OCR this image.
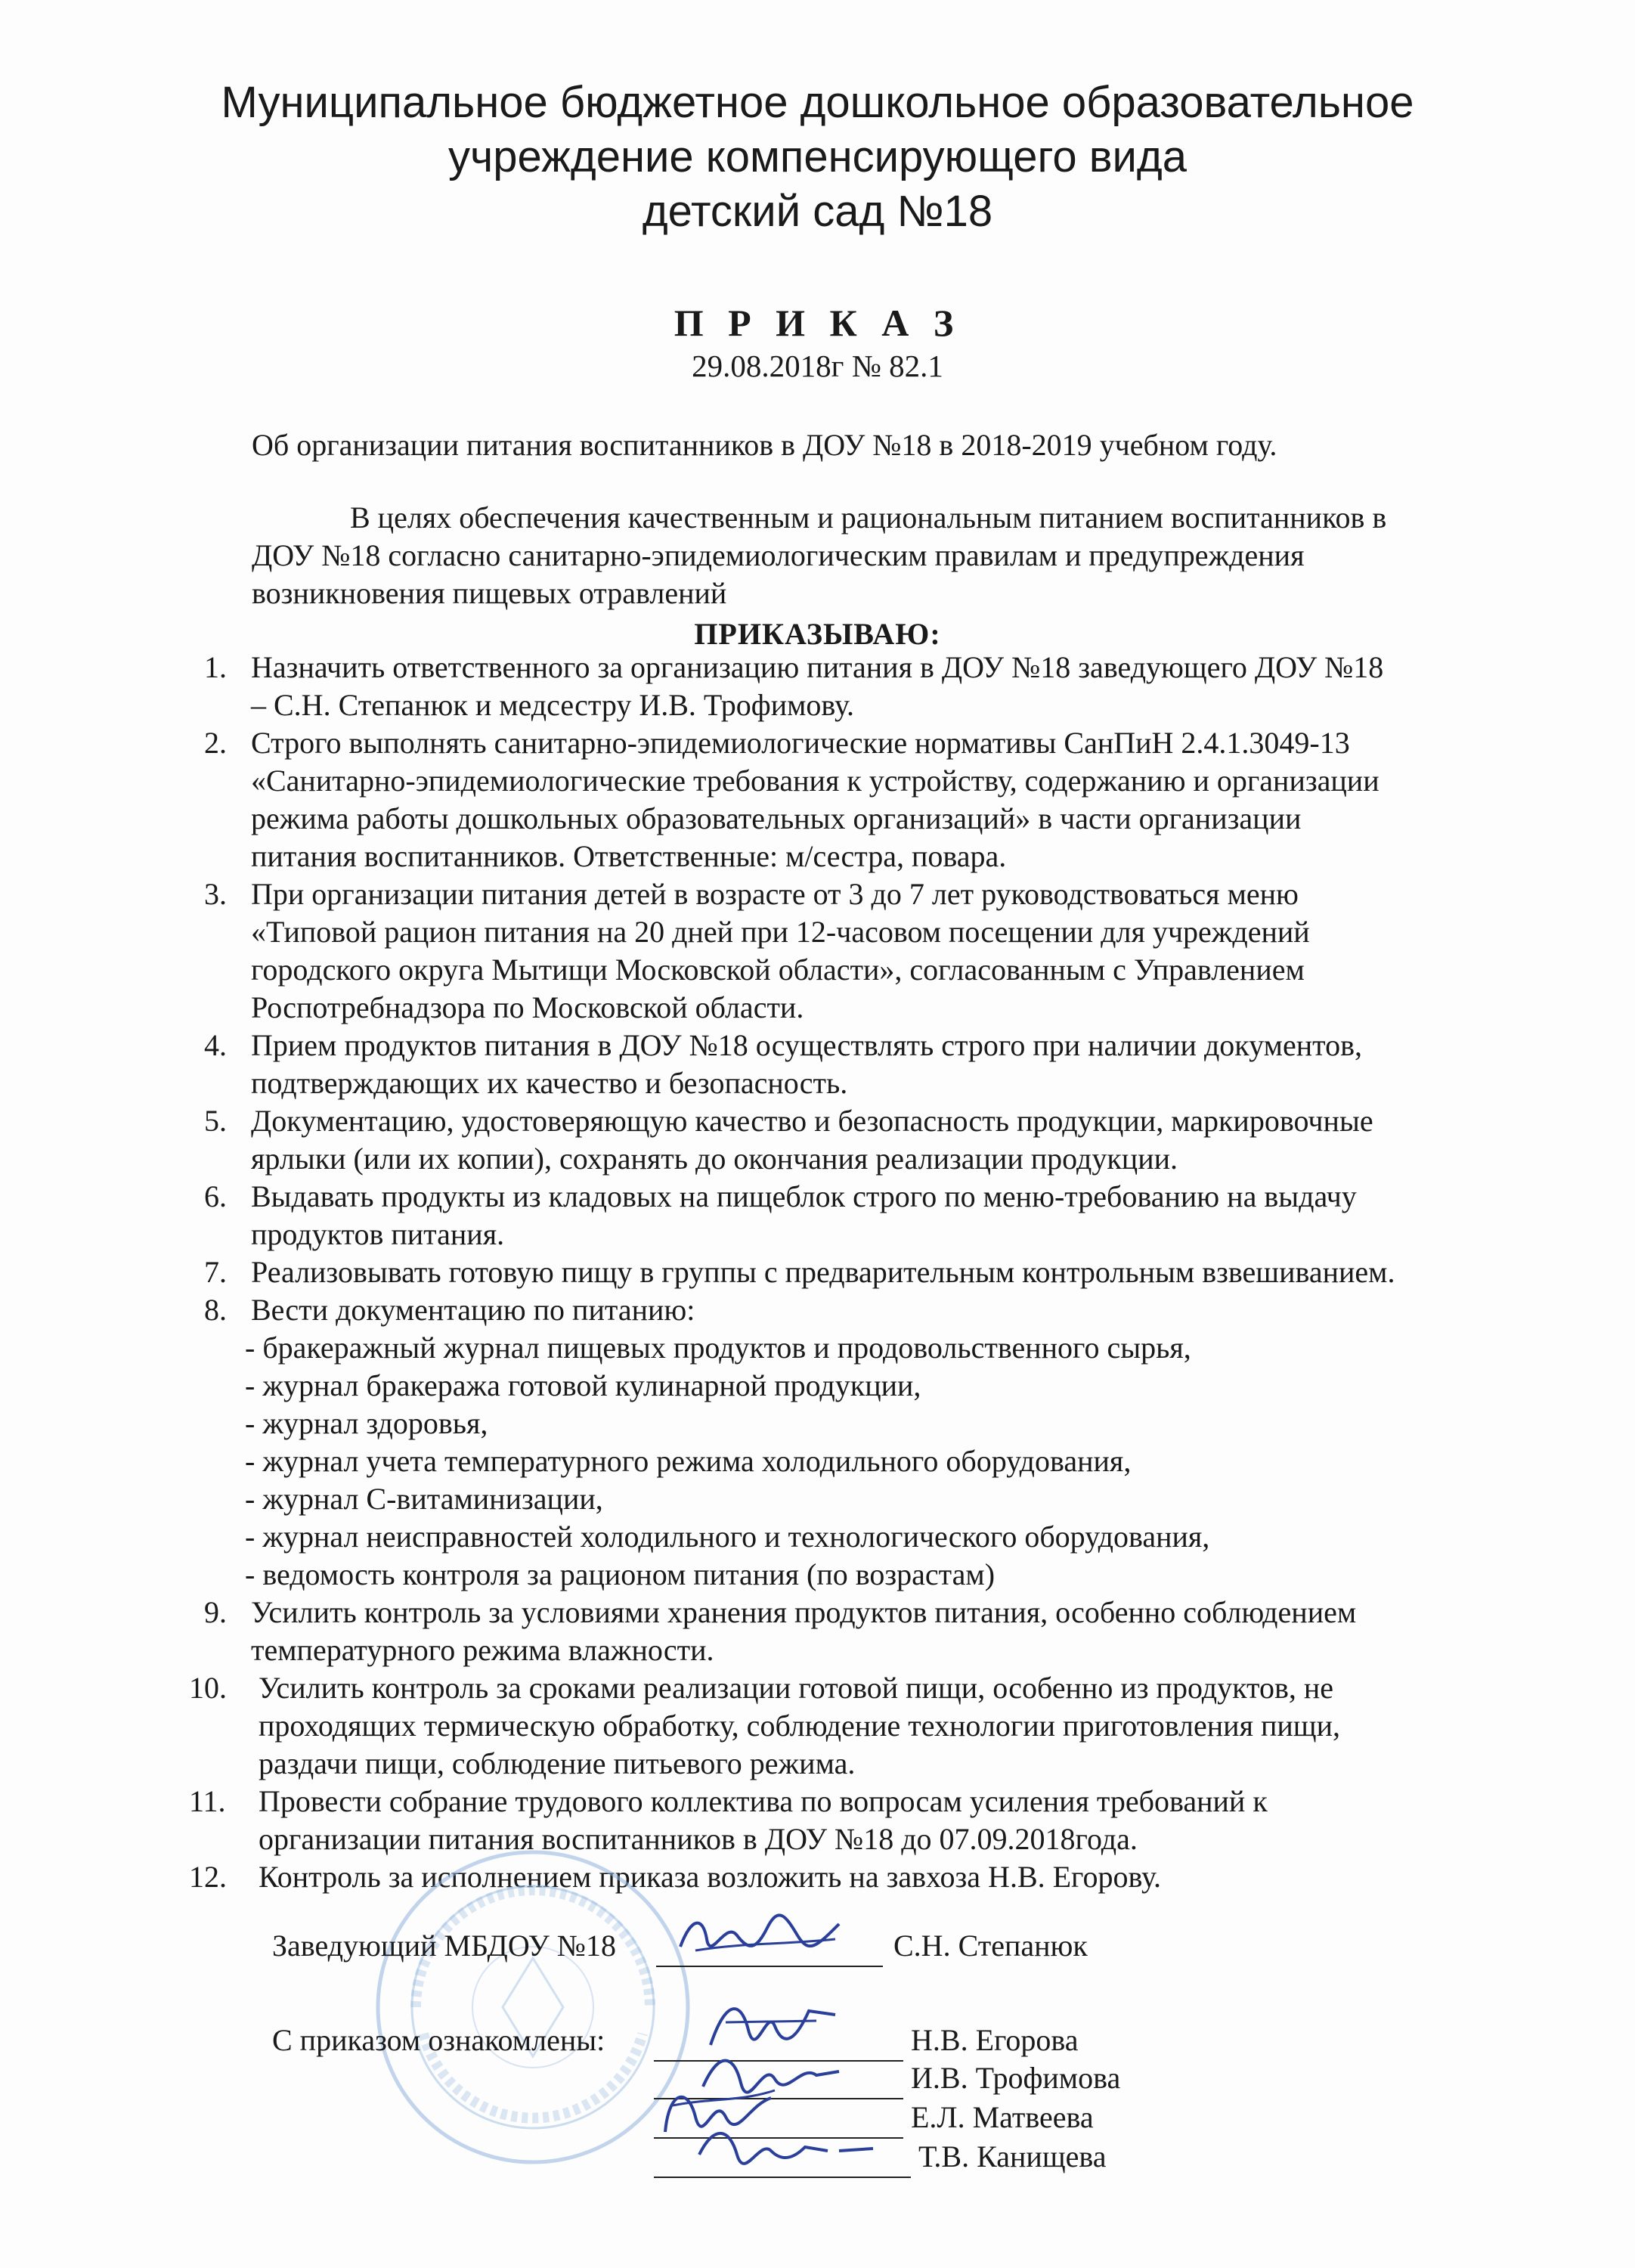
Муниципальное бюджетное дошкольное образовательное
учреждение компенсирующего вида
детский сад №18
П Р И К А З
29.08.2018г № 82.1
Об организации питания воспитанников в ДОУ №18 в 2018-2019 учебном году.
В целях обеспечения качественным и рациональным питанием воспитанников в
ДОУ №18 согласно санитарно-эпидемиологическим правилам и предупреждения
возникновения пищевых отравлений
ПРИКАЗЫВАЮ:
1. Назначить ответственного за организацию питания в ДОУ №18 заведующего ДОУ №18
– С.Н. Степанюк и медсестру И.В. Трофимову.
2. Строго выполнять санитарно-эпидемиологические нормативы СанПиН 2.4.1.3049-13
«Санитарно-эпидемиологические требования к устройству, содержанию и организации
режима работы дошкольных образовательных организаций» в части организации
питания воспитанников. Ответственные: м/сестра, повара.
3. При организации питания детей в возрасте от 3 до 7 лет руководствоваться меню
«Типовой рацион питания на 20 дней при 12-часовом посещении для учреждений
городского округа Мытищи Московской области», согласованным с Управлением
Роспотребнадзора по Московской области.
4. Прием продуктов питания в ДОУ №18 осуществлять строго при наличии документов,
подтверждающих их качество и безопасность.
5. Документацию, удостоверяющую качество и безопасность продукции, маркировочные
ярлыки (или их копии), сохранять до окончания реализации продукции.
6. Выдавать продукты из кладовых на пищеблок строго по меню-требованию на выдачу
продуктов питания.
7. Реализовывать готовую пищу в группы с предварительным контрольным взвешиванием.
8. Вести документацию по питанию:
- бракеражный журнал пищевых продуктов и продовольственного сырья,
- журнал бракеража готовой кулинарной продукции,
- журнал здоровья,
- журнал учета температурного режима холодильного оборудования,
- журнал С-витаминизации,
- журнал неисправностей холодильного и технологического оборудования,
- ведомость контроля за рационом питания (по возрастам)
9. Усилить контроль за условиями хранения продуктов питания, особенно соблюдением
температурного режима влажности.
10. Усилить контроль за сроками реализации готовой пищи, особенно из продуктов, не
проходящих термическую обработку, соблюдение технологии приготовления пищи,
раздачи пищи, соблюдение питьевого режима.
11. Провести собрание трудового коллектива по вопросам усиления требований к
организации питания воспитанников в ДОУ №18 до 07.09.2018года.
12. Контроль за исполнением приказа возложить на завхоза Н.В. Егорову.
Заведующий МБДОУ №18	С.Н. Степанюк
С приказом ознакомлены:	Н.В. Егорова
И.В. Трофимова
Е.Л. Матвеева
Т.В. Канищева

**WRITTEN INSTRUCTION**
Pull out and copy each line containing the string "организации".

**FULL OUTPUT**
Об организации питания воспитанников в ДОУ №18 в 2018-2019 учебном году.
«Санитарно-эпидемиологические требования к устройству, содержанию и организации
режима работы дошкольных образовательных организаций» в части организации
3. При организации питания детей в возрасте от 3 до 7 лет руководствоваться меню
организации питания воспитанников в ДОУ №18 до 07.09.2018года.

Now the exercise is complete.